WHAT YOU WILL DO: Return a copy of each line that holds the string "name".

PROVIDED RECORDS:

● ● ● ● ●

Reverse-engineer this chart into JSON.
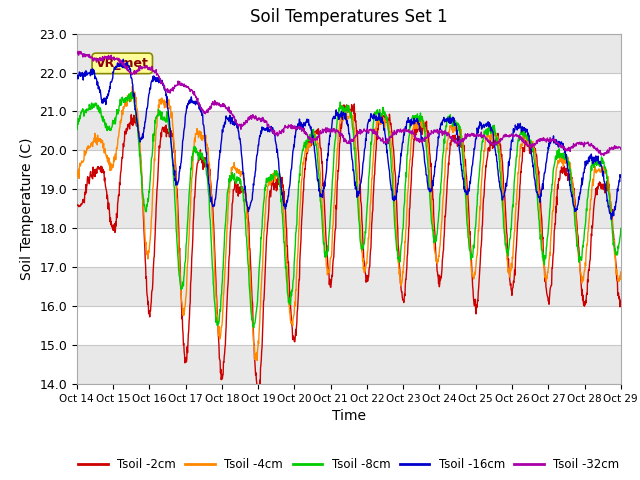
{
  "title": "Soil Temperatures Set 1",
  "xlabel": "Time",
  "ylabel": "Soil Temperature (C)",
  "ylim": [
    14.0,
    23.0
  ],
  "yticks": [
    14.0,
    15.0,
    16.0,
    17.0,
    18.0,
    19.0,
    20.0,
    21.0,
    22.0,
    23.0
  ],
  "xtick_labels": [
    "Oct 14",
    "Oct 15",
    "Oct 16",
    "Oct 17",
    "Oct 18",
    "Oct 19",
    "Oct 20",
    "Oct 21",
    "Oct 22",
    "Oct 23",
    "Oct 24",
    "Oct 25",
    "Oct 26",
    "Oct 27",
    "Oct 28",
    "Oct 29"
  ],
  "series_colors": [
    "#cc0000",
    "#ff8800",
    "#00cc00",
    "#0000cc",
    "#aa00aa"
  ],
  "series_labels": [
    "Tsoil -2cm",
    "Tsoil -4cm",
    "Tsoil -8cm",
    "Tsoil -16cm",
    "Tsoil -32cm"
  ],
  "annotation_text": "VR_met",
  "bg_color": "#ffffff",
  "plot_bg_color": "#ffffff",
  "grid_color": "#e0e0e0",
  "n_points": 1440
}
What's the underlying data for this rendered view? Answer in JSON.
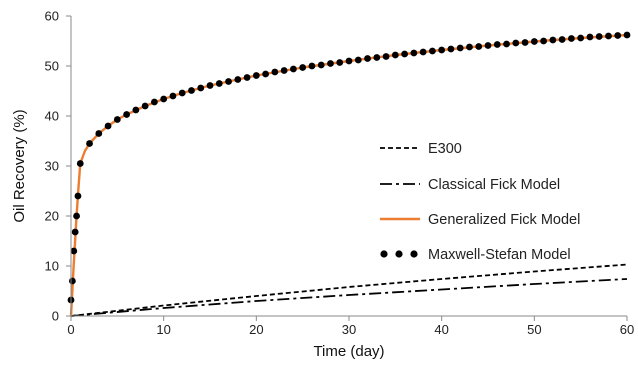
{
  "chart_data": {
    "type": "line",
    "title": "",
    "xlabel": "Time (day)",
    "ylabel": "Oil Recovery (%)",
    "xlim": [
      0,
      60
    ],
    "ylim": [
      0,
      60
    ],
    "xticks": [
      0,
      10,
      20,
      30,
      40,
      50,
      60
    ],
    "yticks": [
      0,
      10,
      20,
      30,
      40,
      50,
      60
    ],
    "grid": false,
    "legend_position": "right",
    "series": [
      {
        "name": "E300",
        "style": "dashed",
        "color": "#000000",
        "x": [
          0,
          10,
          20,
          30,
          40,
          50,
          60
        ],
        "y": [
          0,
          2.1,
          4.0,
          5.8,
          7.4,
          8.9,
          10.3
        ]
      },
      {
        "name": "Classical Fick Model",
        "style": "dash-dot",
        "color": "#000000",
        "x": [
          0,
          10,
          20,
          30,
          40,
          50,
          60
        ],
        "y": [
          0,
          1.6,
          3.0,
          4.2,
          5.3,
          6.4,
          7.4
        ]
      },
      {
        "name": "Generalized Fick Model",
        "style": "solid",
        "color": "#ED7D31",
        "x": [
          0,
          0.1,
          0.2,
          0.3,
          0.4,
          0.5,
          0.6,
          0.8,
          1.0,
          1.5,
          2,
          3,
          4,
          5,
          6,
          8,
          10,
          12,
          15,
          20,
          25,
          30,
          35,
          40,
          45,
          50,
          55,
          60
        ],
        "y": [
          0,
          3.5,
          7,
          10.5,
          13.5,
          17,
          20,
          25.5,
          30.5,
          33,
          34.5,
          36.5,
          38,
          39.3,
          40.3,
          42,
          43.4,
          44.6,
          46.1,
          48.1,
          49.7,
          51.0,
          52.2,
          53.2,
          54.1,
          54.9,
          55.6,
          56.2
        ]
      },
      {
        "name": "Maxwell-Stefan Model",
        "style": "markers",
        "color": "#000000",
        "x": [
          0,
          0.15,
          0.3,
          0.45,
          0.6,
          0.75,
          1,
          2,
          3,
          4,
          5,
          6,
          7,
          8,
          9,
          10,
          11,
          12,
          13,
          14,
          15,
          16,
          17,
          18,
          19,
          20,
          21,
          22,
          23,
          24,
          25,
          26,
          27,
          28,
          29,
          30,
          31,
          32,
          33,
          34,
          35,
          36,
          37,
          38,
          39,
          40,
          41,
          42,
          43,
          44,
          45,
          46,
          47,
          48,
          49,
          50,
          51,
          52,
          53,
          54,
          55,
          56,
          57,
          58,
          59,
          60
        ],
        "y": [
          3.2,
          7,
          13,
          16.8,
          20,
          24,
          30.5,
          34.5,
          36.5,
          38,
          39.3,
          40.3,
          41.2,
          42,
          42.8,
          43.4,
          44.0,
          44.6,
          45.1,
          45.6,
          46.1,
          46.5,
          46.9,
          47.3,
          47.7,
          48.1,
          48.4,
          48.8,
          49.1,
          49.4,
          49.7,
          50.0,
          50.2,
          50.5,
          50.7,
          51.0,
          51.2,
          51.5,
          51.7,
          51.9,
          52.2,
          52.4,
          52.6,
          52.8,
          53.0,
          53.2,
          53.4,
          53.6,
          53.8,
          53.9,
          54.1,
          54.3,
          54.4,
          54.6,
          54.7,
          54.9,
          55.0,
          55.2,
          55.3,
          55.5,
          55.6,
          55.8,
          55.9,
          56.0,
          56.1,
          56.2
        ]
      }
    ]
  }
}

● ● ● ● ●

CORRECT OUTPUT:
        "name": "E300",
        "name": "Classical Fick Model",
        "name": "Generalized Fick Model",
        "name": "Maxwell-Stefan Model",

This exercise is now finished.